# Stored records:
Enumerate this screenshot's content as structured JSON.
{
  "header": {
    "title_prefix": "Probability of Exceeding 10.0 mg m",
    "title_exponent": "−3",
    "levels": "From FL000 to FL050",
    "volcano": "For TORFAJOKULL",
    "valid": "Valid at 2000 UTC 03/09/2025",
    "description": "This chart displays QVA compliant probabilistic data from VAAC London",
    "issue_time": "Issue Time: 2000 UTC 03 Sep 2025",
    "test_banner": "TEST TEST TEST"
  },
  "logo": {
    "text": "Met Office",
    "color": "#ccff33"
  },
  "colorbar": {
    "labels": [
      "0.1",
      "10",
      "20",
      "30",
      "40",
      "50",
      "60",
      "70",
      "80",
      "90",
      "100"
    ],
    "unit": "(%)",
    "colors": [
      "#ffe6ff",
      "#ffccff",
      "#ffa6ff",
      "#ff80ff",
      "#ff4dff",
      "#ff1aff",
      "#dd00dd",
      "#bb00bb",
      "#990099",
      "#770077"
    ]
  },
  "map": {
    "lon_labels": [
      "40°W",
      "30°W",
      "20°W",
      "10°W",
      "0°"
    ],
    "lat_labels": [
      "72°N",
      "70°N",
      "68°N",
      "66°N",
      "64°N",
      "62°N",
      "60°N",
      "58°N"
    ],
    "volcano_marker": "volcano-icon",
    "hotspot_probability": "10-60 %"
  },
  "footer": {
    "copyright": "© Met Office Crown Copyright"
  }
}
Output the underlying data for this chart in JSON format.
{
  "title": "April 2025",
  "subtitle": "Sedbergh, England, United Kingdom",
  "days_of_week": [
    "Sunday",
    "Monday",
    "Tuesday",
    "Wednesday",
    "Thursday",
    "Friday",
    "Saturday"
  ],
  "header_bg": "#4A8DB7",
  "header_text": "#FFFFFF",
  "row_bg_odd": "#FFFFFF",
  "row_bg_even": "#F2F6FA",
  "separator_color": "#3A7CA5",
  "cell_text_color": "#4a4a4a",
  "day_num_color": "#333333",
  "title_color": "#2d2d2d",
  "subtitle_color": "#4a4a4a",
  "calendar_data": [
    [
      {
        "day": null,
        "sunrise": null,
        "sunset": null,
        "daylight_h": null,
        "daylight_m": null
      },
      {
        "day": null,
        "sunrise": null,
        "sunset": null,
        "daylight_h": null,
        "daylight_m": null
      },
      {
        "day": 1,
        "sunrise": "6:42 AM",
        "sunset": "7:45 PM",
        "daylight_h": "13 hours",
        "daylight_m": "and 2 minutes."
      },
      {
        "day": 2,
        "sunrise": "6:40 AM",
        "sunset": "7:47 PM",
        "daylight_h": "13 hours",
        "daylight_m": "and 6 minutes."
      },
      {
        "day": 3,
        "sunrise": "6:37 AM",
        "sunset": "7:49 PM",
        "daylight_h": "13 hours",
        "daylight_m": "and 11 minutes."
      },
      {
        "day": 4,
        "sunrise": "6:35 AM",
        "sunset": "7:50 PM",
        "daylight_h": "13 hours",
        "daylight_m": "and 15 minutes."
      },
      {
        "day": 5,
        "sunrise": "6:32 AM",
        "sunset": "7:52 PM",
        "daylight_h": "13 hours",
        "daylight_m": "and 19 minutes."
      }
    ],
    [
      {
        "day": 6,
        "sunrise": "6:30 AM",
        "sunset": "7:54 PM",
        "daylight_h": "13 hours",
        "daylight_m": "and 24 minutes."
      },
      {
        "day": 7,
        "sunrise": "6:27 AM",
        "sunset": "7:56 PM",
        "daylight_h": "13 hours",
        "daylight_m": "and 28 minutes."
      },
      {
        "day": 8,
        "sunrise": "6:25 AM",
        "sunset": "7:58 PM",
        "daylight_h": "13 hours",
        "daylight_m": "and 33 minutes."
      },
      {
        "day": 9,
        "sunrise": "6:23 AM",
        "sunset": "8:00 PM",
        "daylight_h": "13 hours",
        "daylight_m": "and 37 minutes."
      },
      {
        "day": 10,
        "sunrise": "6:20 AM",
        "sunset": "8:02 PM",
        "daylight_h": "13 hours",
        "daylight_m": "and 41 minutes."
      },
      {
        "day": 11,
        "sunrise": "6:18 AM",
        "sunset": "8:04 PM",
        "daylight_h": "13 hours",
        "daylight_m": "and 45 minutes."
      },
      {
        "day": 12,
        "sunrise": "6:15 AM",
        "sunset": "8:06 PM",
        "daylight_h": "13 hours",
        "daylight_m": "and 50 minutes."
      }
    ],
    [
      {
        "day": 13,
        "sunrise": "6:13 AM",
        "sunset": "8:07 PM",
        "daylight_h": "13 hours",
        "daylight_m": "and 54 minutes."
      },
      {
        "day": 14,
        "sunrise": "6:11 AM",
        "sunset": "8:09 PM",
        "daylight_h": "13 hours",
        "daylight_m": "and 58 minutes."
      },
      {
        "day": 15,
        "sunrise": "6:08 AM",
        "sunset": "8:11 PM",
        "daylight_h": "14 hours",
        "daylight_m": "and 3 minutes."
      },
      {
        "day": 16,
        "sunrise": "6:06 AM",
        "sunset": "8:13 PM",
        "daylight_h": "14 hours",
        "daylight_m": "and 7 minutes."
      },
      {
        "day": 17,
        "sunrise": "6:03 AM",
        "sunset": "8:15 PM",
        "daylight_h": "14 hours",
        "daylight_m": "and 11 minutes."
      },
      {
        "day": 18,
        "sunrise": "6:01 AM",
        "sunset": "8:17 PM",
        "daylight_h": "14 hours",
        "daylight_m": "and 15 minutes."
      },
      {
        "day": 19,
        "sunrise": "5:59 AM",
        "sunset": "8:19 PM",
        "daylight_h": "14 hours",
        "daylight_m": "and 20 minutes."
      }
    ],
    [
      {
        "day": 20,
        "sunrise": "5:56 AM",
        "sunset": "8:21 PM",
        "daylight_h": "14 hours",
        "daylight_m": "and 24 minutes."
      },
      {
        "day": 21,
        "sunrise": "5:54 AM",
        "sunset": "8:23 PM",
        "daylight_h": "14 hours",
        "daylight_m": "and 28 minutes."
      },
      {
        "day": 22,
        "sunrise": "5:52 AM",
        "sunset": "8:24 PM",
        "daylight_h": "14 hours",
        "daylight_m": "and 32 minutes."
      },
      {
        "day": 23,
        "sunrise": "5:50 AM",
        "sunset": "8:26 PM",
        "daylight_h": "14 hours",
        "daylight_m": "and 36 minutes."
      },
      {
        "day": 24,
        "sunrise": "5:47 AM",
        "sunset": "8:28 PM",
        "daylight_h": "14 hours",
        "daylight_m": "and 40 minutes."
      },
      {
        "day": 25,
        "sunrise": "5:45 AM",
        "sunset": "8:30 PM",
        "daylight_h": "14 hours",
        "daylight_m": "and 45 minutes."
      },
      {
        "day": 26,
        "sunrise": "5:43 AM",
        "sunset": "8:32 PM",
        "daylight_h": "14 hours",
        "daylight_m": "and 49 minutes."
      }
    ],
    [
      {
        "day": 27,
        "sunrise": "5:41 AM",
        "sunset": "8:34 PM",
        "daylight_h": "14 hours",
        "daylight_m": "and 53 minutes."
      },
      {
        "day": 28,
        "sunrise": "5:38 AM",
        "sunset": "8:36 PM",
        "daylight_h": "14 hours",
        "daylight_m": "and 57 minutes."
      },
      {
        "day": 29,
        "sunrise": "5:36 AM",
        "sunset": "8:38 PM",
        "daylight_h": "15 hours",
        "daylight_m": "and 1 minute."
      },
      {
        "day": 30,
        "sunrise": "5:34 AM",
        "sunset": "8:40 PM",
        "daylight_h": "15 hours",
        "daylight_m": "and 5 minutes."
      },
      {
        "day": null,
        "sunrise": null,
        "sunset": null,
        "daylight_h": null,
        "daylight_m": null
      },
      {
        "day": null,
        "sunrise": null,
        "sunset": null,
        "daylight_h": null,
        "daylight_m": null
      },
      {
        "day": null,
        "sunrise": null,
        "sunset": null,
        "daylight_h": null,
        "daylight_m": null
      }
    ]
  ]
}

# Requirement:
Copy every line of the records above that contains "Office".

# Output below:
    "text": "Met Office",
    "copyright": "© Met Office Crown Copyright"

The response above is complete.